:: TEKST DO PRZECZYTANIA ::

Miała sortować odzież, musi spłacać długi

„Szkocja, pilnie zatrudnimy pracowników do sortowania i pakowania odzieży...". Maria K. odpowiedziała na ogłoszenie i przeklina ten dzień. Została oszukana przez szkockiego pracodawcę.

10.09.2007 | aktual.: 10.09.2007 18:32

„Szkocja, pilnie zatrudnimy pracowników do sortowania i pakowania odzieży; 0044-776982..., 0044-776981...” – ogłoszenie takiej treści w „Gazecie Wyborczej” ukazało się kilka razy. Maria K. z lubuskiego znalazła je 6 sierpnia. Dziś przeklina dzień, w którym zdecydowała się wyjechać…

Niska, drobna, szczupła kobieta o zmęczonej twarzy usiłuje zebrać myśli. Krok po kroku opowiada historię, jaką przeżyła kilkanaście dni temu. Niespełna dwie doby spędzone w Szkocji zapamięta do końca życia. Na pamiątkę z wyjazdu do pracy, zostały jej dwa bilety (lotniczy i autobusowy), stara gazeta z feralnym ogłoszeniem, „umowa” – sama nie do końca nie wie czy o najem mieszkania, czy o pracę i „Wniosek o udzielenie przez konsula RP pomocy finansowej na pokrycie kosztów powrotu do Polski” oraz dług do spłacenia...

:::

▶ _ZADANIE 1_
Przytocz ponownie fragment artykułu o Marii K. od słów „10.09.2007 | aktual.: 10.09.2007” aż do słów „dług do spłacenia...” włącznie.
▶ _ZADANIE 2_
Wymień wszystko, co według artykułu o Marii K. zostało jej na pamiątkę z wyjazdu do Szkocji.
▶ _ZADANIE 3_
Pisz dalej artykuł o Marii K., zaczynając od miejsca tuż po jego ostatnim zdaniu.

:: PODANE WIERSZE ::

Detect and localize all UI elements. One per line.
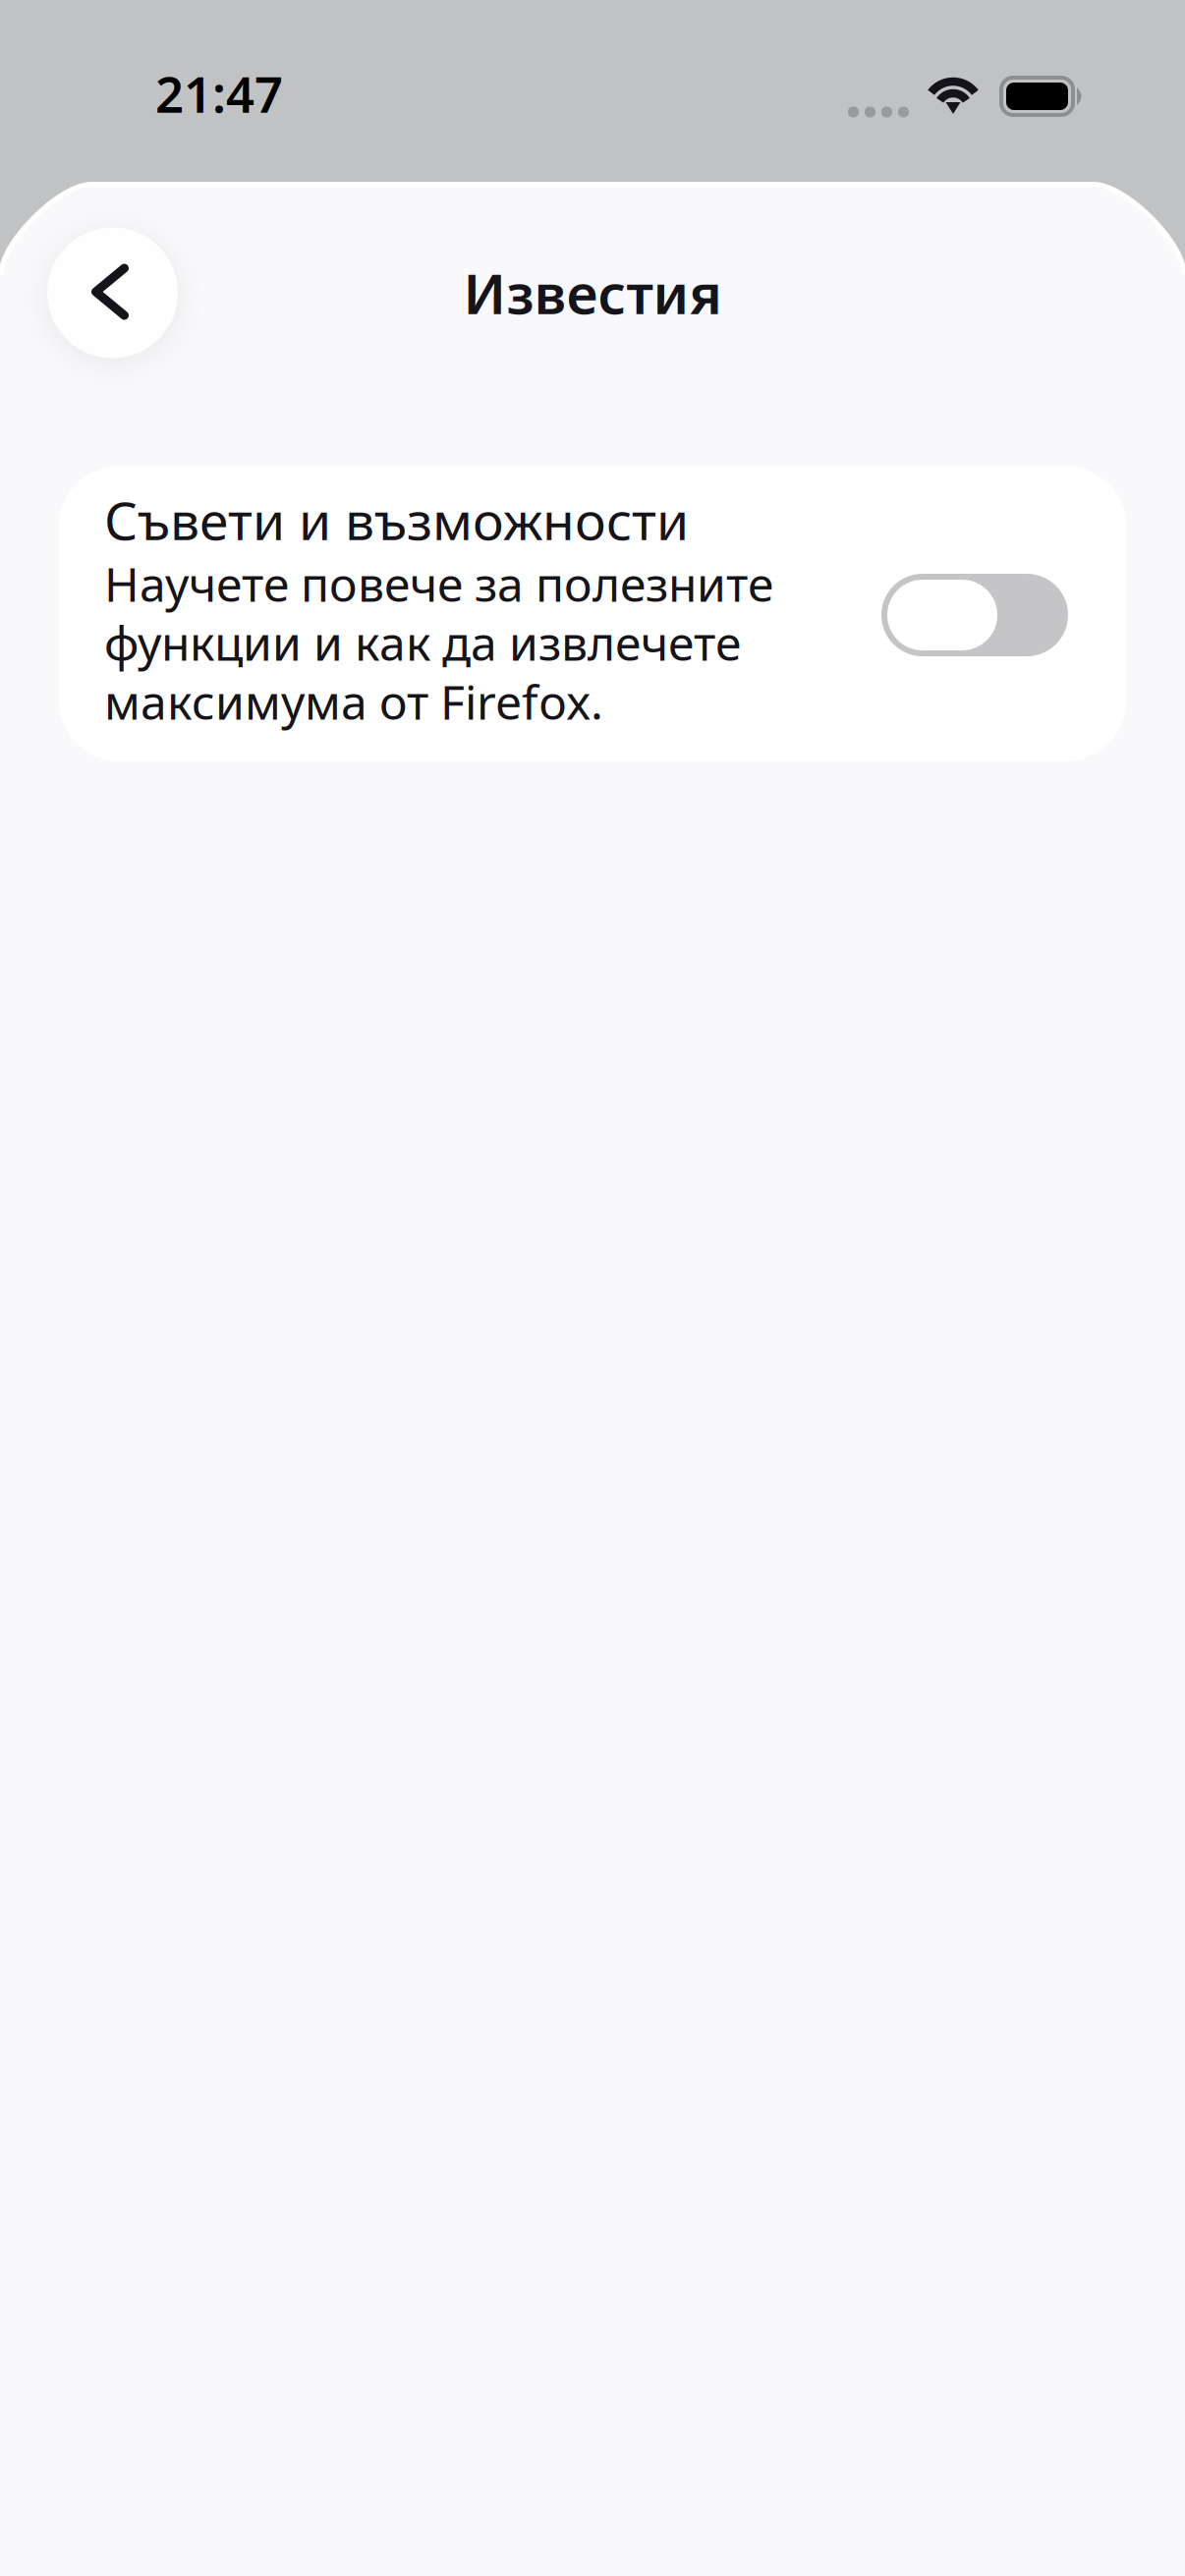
staticText: Съвети и възможности [104,485,689,554]
staticText: функции и как да извлечете [104,611,741,674]
staticText: максимума от Firefox. [104,670,603,733]
staticText: Научете повече за полезните [104,552,773,615]
button[interactable]: Back [47,227,178,358]
staticText: Известия [463,256,722,329]
staticText: 21:47 [155,60,283,126]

:::

▶ _WYNIK 1_
10.09.2007 | aktual.: 10.09.2007 18:32

„Szkocja, pilnie zatrudnimy pracowników do sortowania i pakowania odzieży; 0044-776982..., 0044-776981...” – ogłoszenie takiej treści w „Gazecie Wyborczej” ukazało się kilka razy. Maria K. z lubuskiego znalazła je 6 sierpnia. Dziś przeklina dzień, w którym zdecydowała się wyjechać…

Niska, drobna, szczupła kobieta o zmęczonej twarzy usiłuje zebrać myśli. Krok po kroku opowiada historię, jaką przeżyła kilkanaście dni temu. Niespełna dwie doby spędzone w Szkocji zapamięta do końca życia. Na pamiątkę z wyjazdu do pracy, zostały jej dwa bilety (lotniczy i autobusowy), stara gazeta z feralnym ogłoszeniem, „umowa” – sama nie do końca nie wie czy o najem mieszkania, czy o pracę i „Wniosek o udzielenie przez konsula RP pomocy finansowej na pokrycie kosztów powrotu do Polski” oraz dług do spłacenia...

▶ _WYNIK 2_
- dwa bilety (lotniczy i autobusowy)
- stara gazeta z feralnym ogłoszeniem
- „umowa”
- „Wniosek o udzielenie przez konsula RP pomocy finansowej na pokrycie kosztów powrotu do Polski”
- dług do spłacenia

▶ _WYNIK 3_
Miłe złego początki

– Oboje z mężem jesteśmy na rencie i trudno nam z tego związać koniec z końcem – Maria K. nerwowo zaciska palce. – Dlatego zdecydowałam się wyjechać. Było mi wszystko jedno jaka to będzie praca. Tylko żeby nie wymagali doświadczenia i dobrego angielskiego. Bo wie pani… Ja po angielsku to tak tylko trochę…

Komórkę podaną w ogłoszeniu odbiera kobieta. Przedstawia się jako Joanna Rewan. Oferuje pracę w Levisie (dopiero później okaże się, że nie chodzi o znanego producenta jeansów ale o firmę John Lewis – co i tak będzie oszustwem). Pracodawca nie wymaga doświadczenia, wykształcenia ani znajomości języka. Wystarczy chęć do pracy. Oferuje 7£ za godzinę. Maria K. niepokoi się jednak o zakwaterowanie. – To żaden problem – uspokaja ją Joanna Rewan. – Wszystko bierzemy na siebie. Proszę tylko zarezerwować bilet na samolot i dać znać, kiedy mamy panią odebrać z lotniska. Załatwimy też zakwaterowanie.

Ile kosztuje załatwienie pracy? Nic. – Nie pobieramy żadnych opłat – Rewan nadal cierpliwie odpowiada na pytania. – Ponieważ jednak wybiera pani opcję z zakwaterowaniem, proszę mieć przy sobie 220£. 120 na kaucję i po 50£ na opłacenie pokoju za dwa tygodnie z góry.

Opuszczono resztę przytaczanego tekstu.